**TASK TO COMPLETE:**
Every record below is to be retyped exactly.

**SUPPLIED DATA:**
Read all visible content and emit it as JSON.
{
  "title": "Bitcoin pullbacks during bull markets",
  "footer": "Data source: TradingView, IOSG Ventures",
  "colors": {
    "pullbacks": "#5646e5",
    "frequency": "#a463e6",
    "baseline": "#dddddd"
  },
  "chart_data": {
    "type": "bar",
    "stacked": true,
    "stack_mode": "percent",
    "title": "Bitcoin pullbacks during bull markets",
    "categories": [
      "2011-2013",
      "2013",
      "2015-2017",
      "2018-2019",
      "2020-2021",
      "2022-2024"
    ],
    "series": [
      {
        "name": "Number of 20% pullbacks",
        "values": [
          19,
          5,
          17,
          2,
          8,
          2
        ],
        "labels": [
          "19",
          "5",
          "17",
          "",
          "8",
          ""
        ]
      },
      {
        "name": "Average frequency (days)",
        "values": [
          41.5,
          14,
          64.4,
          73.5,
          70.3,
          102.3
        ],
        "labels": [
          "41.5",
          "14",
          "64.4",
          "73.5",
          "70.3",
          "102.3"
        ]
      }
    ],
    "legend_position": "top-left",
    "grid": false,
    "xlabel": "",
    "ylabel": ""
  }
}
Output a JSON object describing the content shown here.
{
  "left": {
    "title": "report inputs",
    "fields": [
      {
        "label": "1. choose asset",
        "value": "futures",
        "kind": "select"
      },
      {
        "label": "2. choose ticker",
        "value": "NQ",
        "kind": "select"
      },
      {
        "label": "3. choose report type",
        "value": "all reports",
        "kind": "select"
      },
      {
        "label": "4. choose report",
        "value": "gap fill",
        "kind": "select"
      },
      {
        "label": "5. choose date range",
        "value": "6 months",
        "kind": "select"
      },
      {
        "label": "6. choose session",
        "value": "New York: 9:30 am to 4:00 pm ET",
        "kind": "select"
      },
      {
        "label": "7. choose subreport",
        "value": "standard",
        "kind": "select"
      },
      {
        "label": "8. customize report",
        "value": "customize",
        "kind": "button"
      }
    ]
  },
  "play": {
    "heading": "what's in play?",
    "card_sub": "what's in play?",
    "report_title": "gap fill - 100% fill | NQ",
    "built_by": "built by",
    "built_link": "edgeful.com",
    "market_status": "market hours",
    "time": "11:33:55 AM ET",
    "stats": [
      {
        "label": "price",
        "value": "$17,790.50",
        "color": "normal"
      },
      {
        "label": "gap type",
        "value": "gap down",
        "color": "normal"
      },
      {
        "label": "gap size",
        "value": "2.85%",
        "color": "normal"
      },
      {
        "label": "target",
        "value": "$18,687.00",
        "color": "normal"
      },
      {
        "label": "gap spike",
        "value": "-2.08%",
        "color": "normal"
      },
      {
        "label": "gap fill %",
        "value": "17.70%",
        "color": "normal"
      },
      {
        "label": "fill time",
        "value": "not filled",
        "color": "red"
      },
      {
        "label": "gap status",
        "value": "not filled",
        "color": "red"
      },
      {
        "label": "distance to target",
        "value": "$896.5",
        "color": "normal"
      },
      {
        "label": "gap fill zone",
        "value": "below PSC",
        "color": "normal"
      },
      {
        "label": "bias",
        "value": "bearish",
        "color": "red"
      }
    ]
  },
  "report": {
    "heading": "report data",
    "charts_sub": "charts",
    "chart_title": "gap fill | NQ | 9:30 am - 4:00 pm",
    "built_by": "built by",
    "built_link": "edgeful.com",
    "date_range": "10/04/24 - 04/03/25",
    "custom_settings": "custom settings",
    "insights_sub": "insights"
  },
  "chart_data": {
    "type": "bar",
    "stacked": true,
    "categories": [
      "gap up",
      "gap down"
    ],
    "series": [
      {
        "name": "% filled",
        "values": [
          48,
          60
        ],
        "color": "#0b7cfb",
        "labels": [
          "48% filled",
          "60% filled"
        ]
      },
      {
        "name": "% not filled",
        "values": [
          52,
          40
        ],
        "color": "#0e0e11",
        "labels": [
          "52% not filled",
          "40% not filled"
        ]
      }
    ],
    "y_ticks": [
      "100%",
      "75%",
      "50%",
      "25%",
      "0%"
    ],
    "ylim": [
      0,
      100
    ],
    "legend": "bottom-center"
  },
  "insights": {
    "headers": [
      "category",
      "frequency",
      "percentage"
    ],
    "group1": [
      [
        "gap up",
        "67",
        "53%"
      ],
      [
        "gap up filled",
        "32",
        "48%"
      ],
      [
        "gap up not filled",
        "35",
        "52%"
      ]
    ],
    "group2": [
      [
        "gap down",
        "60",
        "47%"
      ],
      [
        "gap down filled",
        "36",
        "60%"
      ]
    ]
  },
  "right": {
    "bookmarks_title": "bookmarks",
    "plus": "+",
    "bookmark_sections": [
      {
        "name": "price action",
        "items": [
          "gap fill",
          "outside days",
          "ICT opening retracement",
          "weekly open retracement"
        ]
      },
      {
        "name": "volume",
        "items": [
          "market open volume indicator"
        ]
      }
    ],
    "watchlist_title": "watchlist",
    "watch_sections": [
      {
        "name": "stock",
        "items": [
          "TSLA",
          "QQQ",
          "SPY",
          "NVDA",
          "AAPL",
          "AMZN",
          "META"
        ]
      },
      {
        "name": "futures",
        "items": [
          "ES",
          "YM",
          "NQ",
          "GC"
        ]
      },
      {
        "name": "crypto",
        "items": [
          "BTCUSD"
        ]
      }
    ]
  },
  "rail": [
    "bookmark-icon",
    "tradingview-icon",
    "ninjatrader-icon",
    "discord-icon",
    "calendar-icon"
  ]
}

**REPLY TO THE EXERCISE:**
Read all visible content and emit it as JSON.
{
  "title": "Bitcoin pullbacks during bull markets",
  "footer": "Data source: TradingView, IOSG Ventures",
  "colors": {
    "pullbacks": "#5646e5",
    "frequency": "#a463e6",
    "baseline": "#dddddd"
  },
  "chart_data": {
    "type": "bar",
    "stacked": true,
    "stack_mode": "percent",
    "title": "Bitcoin pullbacks during bull markets",
    "categories": [
      "2011-2013",
      "2013",
      "2015-2017",
      "2018-2019",
      "2020-2021",
      "2022-2024"
    ],
    "series": [
      {
        "name": "Number of 20% pullbacks",
        "values": [
          19,
          5,
          17,
          2,
          8,
          2
        ],
        "labels": [
          "19",
          "5",
          "17",
          "",
          "8",
          ""
        ]
      },
      {
        "name": "Average frequency (days)",
        "values": [
          41.5,
          14,
          64.4,
          73.5,
          70.3,
          102.3
        ],
        "labels": [
          "41.5",
          "14",
          "64.4",
          "73.5",
          "70.3",
          "102.3"
        ]
      }
    ],
    "legend_position": "top-left",
    "grid": false,
    "xlabel": "",
    "ylabel": ""
  }
}
Output a JSON object describing the content shown here.
{
  "left": {
    "title": "report inputs",
    "fields": [
      {
        "label": "1. choose asset",
        "value": "futures",
        "kind": "select"
      },
      {
        "label": "2. choose ticker",
        "value": "NQ",
        "kind": "select"
      },
      {
        "label": "3. choose report type",
        "value": "all reports",
        "kind": "select"
      },
      {
        "label": "4. choose report",
        "value": "gap fill",
        "kind": "select"
      },
      {
        "label": "5. choose date range",
        "value": "6 months",
        "kind": "select"
      },
      {
        "label": "6. choose session",
        "value": "New York: 9:30 am to 4:00 pm ET",
        "kind": "select"
      },
      {
        "label": "7. choose subreport",
        "value": "standard",
        "kind": "select"
      },
      {
        "label": "8. customize report",
        "value": "customize",
        "kind": "button"
      }
    ]
  },
  "play": {
    "heading": "what's in play?",
    "card_sub": "what's in play?",
    "report_title": "gap fill - 100% fill | NQ",
    "built_by": "built by",
    "built_link": "edgeful.com",
    "market_status": "market hours",
    "time": "11:33:55 AM ET",
    "stats": [
      {
        "label": "price",
        "value": "$17,790.50",
        "color": "normal"
      },
      {
        "label": "gap type",
        "value": "gap down",
        "color": "normal"
      },
      {
        "label": "gap size",
        "value": "2.85%",
        "color": "normal"
      },
      {
        "label": "target",
        "value": "$18,687.00",
        "color": "normal"
      },
      {
        "label": "gap spike",
        "value": "-2.08%",
        "color": "normal"
      },
      {
        "label": "gap fill %",
        "value": "17.70%",
        "color": "normal"
      },
      {
        "label": "fill time",
        "value": "not filled",
        "color": "red"
      },
      {
        "label": "gap status",
        "value": "not filled",
        "color": "red"
      },
      {
        "label": "distance to target",
        "value": "$896.5",
        "color": "normal"
      },
      {
        "label": "gap fill zone",
        "value": "below PSC",
        "color": "normal"
      },
      {
        "label": "bias",
        "value": "bearish",
        "color": "red"
      }
    ]
  },
  "report": {
    "heading": "report data",
    "charts_sub": "charts",
    "chart_title": "gap fill | NQ | 9:30 am - 4:00 pm",
    "built_by": "built by",
    "built_link": "edgeful.com",
    "date_range": "10/04/24 - 04/03/25",
    "custom_settings": "custom settings",
    "insights_sub": "insights"
  },
  "chart_data": {
    "type": "bar",
    "stacked": true,
    "categories": [
      "gap up",
      "gap down"
    ],
    "series": [
      {
        "name": "% filled",
        "values": [
          48,
          60
        ],
        "color": "#0b7cfb",
        "labels": [
          "48% filled",
          "60% filled"
        ]
      },
      {
        "name": "% not filled",
        "values": [
          52,
          40
        ],
        "color": "#0e0e11",
        "labels": [
          "52% not filled",
          "40% not filled"
        ]
      }
    ],
    "y_ticks": [
      "100%",
      "75%",
      "50%",
      "25%",
      "0%"
    ],
    "ylim": [
      0,
      100
    ],
    "legend": "bottom-center"
  },
  "insights": {
    "headers": [
      "category",
      "frequency",
      "percentage"
    ],
    "group1": [
      [
        "gap up",
        "67",
        "53%"
      ],
      [
        "gap up filled",
        "32",
        "48%"
      ],
      [
        "gap up not filled",
        "35",
        "52%"
      ]
    ],
    "group2": [
      [
        "gap down",
        "60",
        "47%"
      ],
      [
        "gap down filled",
        "36",
        "60%"
      ]
    ]
  },
  "right": {
    "bookmarks_title": "bookmarks",
    "plus": "+",
    "bookmark_sections": [
      {
        "name": "price action",
        "items": [
          "gap fill",
          "outside days",
          "ICT opening retracement",
          "weekly open retracement"
        ]
      },
      {
        "name": "volume",
        "items": [
          "market open volume indicator"
        ]
      }
    ],
    "watchlist_title": "watchlist",
    "watch_sections": [
      {
        "name": "stock",
        "items": [
          "TSLA",
          "QQQ",
          "SPY",
          "NVDA",
          "AAPL",
          "AMZN",
          "META"
        ]
      },
      {
        "name": "futures",
        "items": [
          "ES",
          "YM",
          "NQ",
          "GC"
        ]
      },
      {
        "name": "crypto",
        "items": [
          "BTCUSD"
        ]
      }
    ]
  },
  "rail": [
    "bookmark-icon",
    "tradingview-icon",
    "ninjatrader-icon",
    "discord-icon",
    "calendar-icon"
  ]
}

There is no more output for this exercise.